Task requirements =>
(a) Using the Sho Kasamatsu excerpt, answer these:
(i) In which city was Kasamatsu born?
(ii) How old was he when he moved to Tokyo?
(iii) Which talent agency did he join in 2017?
(b) Quote the Sho Kasamatsu excerpt word for word, starting with "Sho Kasamatsu (Japanese: 笠松" and going on through "roles in films.".

***** Excerpted text *****

Japanese actor (born 1992)

Sho Kasamatsu (Japanese: 笠松 将, born November 4, 1992) is a Japanese actor.
He is known for his performances in the television dramas Tokyo Vice (2022–2024), Gannibal (2022–2023), and Love You as the World Ends (2021), as well as the films Flowers and Rain (2020) and Ring Wandering (2022).

== Early life ==
Kasamatsu was born in Nagoya, Aichi Prefecture, Japan. He was scouted by an agency in Nagoya while in his second year of high school. After graduation, he moved to Tokyo at age 18. Until around 20, he worked part-time in restaurants while applying for background roles in films.

He began to take acting seriously after being inspired by other performers on set, later auditioning for small stage plays to gain experience.

== Career ==
In 2017, Kasamatsu joined the Dongyu Club talent agency after leaving AAA (Triple A). By 2019, he had appeared in 18 television dramas and films in a single year, ranking first among male actors in their 20s for total number of roles.

***** Stored data *****

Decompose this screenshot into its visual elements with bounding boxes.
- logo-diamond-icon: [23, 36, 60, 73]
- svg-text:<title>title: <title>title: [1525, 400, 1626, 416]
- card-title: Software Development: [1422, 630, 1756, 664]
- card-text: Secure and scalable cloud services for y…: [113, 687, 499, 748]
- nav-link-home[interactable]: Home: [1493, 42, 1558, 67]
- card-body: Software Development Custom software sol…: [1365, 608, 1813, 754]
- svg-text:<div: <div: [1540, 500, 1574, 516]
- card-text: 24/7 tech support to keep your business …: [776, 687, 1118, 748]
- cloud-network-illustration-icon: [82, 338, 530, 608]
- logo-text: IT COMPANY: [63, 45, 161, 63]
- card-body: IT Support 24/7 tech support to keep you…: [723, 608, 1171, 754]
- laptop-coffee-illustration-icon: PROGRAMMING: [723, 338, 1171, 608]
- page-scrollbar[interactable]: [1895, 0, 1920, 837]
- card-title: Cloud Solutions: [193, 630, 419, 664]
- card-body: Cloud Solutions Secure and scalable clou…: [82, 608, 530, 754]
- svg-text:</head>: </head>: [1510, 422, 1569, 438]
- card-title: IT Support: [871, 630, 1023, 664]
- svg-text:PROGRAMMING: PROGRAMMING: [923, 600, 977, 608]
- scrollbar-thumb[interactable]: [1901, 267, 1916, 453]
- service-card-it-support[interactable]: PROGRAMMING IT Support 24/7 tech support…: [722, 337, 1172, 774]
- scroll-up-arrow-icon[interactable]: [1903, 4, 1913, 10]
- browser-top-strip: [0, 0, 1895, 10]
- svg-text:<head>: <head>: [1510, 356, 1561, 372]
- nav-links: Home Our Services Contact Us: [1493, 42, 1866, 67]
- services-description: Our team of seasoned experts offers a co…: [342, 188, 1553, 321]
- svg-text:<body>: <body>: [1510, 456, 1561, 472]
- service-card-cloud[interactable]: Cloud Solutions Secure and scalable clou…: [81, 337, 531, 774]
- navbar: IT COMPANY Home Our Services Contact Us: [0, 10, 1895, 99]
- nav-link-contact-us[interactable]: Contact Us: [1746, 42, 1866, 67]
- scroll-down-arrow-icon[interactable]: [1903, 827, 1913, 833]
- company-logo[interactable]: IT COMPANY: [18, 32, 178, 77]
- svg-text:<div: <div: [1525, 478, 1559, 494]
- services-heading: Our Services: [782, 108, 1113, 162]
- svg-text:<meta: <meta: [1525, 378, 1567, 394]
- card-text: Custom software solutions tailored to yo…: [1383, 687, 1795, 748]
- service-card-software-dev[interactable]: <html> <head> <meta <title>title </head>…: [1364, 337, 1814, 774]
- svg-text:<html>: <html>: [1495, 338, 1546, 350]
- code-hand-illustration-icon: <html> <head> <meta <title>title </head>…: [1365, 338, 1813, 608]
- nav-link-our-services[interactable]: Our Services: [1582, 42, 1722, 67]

*****

Results of the tasks =>
(a)
(i) Nagoya, Aichi Prefecture, Japan
(ii) 18
(iii) Dongyu Club

(b)
Sho Kasamatsu (Japanese: 笠松 将, born November 4, 1992) is a Japanese actor.
He is known for his performances in the television dramas Tokyo Vice (2022–2024), Gannibal (2022–2023), and Love You as the World Ends (2021), as well as the films Flowers and Rain (2020) and Ring Wandering (2022).

== Early life ==
Kasamatsu was born in Nagoya, Aichi Prefecture, Japan. He was scouted by an agency in Nagoya while in his second year of high school. After graduation, he moved to Tokyo at age 18. Until around 20, he worked part-time in restaurants while applying for background roles in films.